• _ENTRIES PROVIDED_
'''
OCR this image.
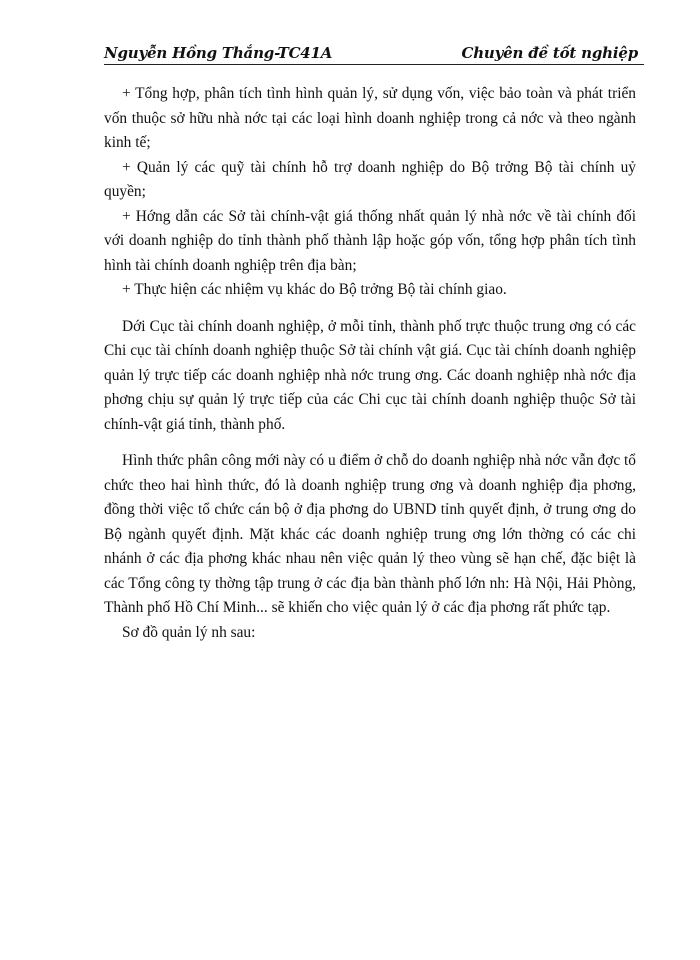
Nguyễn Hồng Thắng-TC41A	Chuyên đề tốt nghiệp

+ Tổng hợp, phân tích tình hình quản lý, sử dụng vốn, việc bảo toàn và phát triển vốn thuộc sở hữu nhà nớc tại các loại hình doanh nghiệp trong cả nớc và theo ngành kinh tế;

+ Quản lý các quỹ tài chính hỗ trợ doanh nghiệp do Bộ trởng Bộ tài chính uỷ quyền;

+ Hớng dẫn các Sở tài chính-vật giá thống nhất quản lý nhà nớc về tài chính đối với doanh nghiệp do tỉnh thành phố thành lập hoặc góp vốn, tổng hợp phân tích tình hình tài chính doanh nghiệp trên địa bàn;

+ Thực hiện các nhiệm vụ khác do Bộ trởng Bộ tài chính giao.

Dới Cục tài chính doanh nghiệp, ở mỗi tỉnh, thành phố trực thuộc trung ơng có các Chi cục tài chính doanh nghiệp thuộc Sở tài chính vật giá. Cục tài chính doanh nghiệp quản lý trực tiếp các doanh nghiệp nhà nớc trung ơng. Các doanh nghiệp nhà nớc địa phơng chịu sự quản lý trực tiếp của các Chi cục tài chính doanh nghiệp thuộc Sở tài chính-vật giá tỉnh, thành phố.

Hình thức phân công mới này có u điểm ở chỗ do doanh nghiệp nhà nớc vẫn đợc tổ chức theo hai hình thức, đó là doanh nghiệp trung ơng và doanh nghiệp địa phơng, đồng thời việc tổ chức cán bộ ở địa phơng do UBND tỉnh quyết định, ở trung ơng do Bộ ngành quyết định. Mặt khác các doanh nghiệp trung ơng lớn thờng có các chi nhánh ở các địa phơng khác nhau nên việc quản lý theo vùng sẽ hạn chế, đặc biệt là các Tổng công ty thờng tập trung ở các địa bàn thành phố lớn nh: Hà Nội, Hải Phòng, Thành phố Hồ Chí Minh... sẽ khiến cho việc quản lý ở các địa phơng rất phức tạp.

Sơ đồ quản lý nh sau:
'''
• _OBJECTIVE_
Give the count of lines holding the word "việc" and nothing more.

• _THE REPLY_
2